**Required work:**
Give the number of lines below with "resistance" in them, leaving out anything else.

**Provided records:**
——————

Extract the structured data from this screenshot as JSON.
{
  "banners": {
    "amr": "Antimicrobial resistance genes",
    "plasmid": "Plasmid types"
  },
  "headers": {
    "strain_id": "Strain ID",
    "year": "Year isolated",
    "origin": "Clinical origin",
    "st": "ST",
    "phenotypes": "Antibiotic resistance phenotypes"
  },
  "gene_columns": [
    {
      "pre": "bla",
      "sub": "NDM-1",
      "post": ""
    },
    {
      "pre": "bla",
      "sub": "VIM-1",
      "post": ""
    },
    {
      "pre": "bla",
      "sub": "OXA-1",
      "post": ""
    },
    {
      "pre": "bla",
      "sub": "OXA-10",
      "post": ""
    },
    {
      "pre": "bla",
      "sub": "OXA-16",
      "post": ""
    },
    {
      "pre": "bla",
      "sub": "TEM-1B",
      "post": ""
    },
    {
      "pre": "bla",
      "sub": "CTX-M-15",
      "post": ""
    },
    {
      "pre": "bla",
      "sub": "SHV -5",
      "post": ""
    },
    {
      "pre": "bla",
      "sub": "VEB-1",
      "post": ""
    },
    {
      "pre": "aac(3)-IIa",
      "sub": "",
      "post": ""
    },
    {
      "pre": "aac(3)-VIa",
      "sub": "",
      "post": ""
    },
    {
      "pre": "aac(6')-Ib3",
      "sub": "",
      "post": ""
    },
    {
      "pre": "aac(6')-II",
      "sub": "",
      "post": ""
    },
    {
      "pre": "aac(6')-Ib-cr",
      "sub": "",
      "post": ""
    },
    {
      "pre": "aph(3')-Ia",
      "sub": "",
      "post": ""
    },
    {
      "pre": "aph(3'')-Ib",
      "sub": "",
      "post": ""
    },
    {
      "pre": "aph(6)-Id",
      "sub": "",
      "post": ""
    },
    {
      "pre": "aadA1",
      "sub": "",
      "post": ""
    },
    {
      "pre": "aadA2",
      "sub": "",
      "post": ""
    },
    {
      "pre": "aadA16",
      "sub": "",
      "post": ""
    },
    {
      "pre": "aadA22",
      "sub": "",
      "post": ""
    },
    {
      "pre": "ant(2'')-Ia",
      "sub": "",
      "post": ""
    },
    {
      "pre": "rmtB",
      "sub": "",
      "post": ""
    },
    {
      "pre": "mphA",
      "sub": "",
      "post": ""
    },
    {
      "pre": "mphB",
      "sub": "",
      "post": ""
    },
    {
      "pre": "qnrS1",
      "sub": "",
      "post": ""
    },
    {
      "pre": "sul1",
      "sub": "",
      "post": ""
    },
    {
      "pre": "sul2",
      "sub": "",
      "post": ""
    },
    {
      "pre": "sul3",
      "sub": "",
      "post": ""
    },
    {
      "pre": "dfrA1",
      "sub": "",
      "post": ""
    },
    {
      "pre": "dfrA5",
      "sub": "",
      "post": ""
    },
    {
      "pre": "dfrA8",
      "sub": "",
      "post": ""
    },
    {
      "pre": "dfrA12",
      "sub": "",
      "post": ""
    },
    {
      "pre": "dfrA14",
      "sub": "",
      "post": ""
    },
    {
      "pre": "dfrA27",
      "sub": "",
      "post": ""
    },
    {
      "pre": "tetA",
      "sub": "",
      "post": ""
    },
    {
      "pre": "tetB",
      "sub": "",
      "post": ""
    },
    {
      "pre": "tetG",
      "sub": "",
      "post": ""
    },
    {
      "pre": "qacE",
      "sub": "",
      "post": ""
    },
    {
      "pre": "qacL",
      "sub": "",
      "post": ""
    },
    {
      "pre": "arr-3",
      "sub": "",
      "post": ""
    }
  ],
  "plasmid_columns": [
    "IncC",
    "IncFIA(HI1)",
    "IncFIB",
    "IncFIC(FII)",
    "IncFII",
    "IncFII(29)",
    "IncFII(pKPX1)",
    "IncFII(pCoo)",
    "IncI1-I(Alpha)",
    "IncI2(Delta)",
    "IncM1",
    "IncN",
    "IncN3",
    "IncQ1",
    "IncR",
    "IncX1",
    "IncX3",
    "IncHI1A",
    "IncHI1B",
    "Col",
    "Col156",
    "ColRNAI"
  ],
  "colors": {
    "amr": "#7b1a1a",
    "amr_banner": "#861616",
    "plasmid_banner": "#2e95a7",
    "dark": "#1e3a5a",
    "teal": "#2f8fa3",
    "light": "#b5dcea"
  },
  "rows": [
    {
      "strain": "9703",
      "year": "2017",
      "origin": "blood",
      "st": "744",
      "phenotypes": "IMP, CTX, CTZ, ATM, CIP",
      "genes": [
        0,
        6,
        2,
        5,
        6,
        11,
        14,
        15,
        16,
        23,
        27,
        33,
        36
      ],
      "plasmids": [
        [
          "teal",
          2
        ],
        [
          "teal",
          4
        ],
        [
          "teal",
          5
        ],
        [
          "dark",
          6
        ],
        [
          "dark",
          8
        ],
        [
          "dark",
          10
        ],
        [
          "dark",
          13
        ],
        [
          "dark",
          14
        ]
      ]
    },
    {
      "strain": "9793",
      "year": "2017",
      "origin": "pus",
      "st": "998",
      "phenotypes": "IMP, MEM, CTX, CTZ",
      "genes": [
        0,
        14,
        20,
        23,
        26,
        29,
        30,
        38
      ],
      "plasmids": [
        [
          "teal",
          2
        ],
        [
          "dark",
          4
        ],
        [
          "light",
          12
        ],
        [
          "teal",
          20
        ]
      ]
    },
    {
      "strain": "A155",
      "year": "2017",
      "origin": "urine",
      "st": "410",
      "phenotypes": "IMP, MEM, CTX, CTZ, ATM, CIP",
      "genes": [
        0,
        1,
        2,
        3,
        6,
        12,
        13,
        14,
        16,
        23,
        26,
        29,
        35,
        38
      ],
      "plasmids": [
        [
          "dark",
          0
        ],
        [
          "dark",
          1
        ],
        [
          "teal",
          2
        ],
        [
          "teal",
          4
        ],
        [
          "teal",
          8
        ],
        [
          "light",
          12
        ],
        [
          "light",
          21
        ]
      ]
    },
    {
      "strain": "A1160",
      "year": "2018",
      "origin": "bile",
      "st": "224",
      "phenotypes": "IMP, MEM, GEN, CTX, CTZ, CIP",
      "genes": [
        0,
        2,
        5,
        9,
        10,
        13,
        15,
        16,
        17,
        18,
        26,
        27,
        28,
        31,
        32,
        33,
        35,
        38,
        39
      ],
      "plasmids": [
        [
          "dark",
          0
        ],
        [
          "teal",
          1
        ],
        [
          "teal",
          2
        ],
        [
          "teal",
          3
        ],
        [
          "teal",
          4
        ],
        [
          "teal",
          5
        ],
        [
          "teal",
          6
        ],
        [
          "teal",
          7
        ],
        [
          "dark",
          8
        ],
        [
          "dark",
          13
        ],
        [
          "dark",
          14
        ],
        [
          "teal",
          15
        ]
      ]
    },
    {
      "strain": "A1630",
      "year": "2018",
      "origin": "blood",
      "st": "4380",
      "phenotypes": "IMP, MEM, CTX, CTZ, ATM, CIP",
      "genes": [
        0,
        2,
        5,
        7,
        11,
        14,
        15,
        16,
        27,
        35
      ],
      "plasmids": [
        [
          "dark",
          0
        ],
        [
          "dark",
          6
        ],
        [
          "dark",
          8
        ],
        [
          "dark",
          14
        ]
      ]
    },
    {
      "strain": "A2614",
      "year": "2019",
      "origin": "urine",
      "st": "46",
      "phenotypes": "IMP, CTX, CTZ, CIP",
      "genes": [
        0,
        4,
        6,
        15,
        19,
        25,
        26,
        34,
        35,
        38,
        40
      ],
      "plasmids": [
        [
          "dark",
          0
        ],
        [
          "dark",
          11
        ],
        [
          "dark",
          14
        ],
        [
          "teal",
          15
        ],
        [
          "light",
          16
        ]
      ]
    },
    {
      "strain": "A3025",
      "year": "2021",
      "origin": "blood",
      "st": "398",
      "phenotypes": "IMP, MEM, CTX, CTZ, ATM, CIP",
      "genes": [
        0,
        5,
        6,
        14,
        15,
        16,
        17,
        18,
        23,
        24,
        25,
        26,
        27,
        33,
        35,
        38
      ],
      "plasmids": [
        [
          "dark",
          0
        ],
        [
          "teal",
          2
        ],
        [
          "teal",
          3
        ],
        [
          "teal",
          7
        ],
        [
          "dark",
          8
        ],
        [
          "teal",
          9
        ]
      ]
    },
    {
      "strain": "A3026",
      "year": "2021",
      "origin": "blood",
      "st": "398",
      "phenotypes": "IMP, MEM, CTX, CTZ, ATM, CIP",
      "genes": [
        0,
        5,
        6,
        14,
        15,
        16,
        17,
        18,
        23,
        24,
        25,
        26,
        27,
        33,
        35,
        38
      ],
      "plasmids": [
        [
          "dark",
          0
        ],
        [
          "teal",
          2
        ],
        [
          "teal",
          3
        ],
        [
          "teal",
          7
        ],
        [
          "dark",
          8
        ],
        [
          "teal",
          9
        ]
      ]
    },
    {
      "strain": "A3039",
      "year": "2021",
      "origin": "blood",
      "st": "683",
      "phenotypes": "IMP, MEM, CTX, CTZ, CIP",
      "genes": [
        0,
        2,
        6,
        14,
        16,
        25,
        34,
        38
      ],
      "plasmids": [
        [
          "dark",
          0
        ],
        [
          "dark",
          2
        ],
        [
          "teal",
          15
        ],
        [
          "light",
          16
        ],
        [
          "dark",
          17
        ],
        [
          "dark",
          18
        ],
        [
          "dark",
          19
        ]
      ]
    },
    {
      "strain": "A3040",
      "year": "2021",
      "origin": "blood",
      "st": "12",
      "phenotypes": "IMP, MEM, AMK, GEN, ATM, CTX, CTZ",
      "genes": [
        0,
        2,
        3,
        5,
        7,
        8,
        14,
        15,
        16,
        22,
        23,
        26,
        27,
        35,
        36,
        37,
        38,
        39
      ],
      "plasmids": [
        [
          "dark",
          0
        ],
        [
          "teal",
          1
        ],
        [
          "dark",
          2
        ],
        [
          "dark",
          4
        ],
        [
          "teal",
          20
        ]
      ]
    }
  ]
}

——————

**Response area:**
2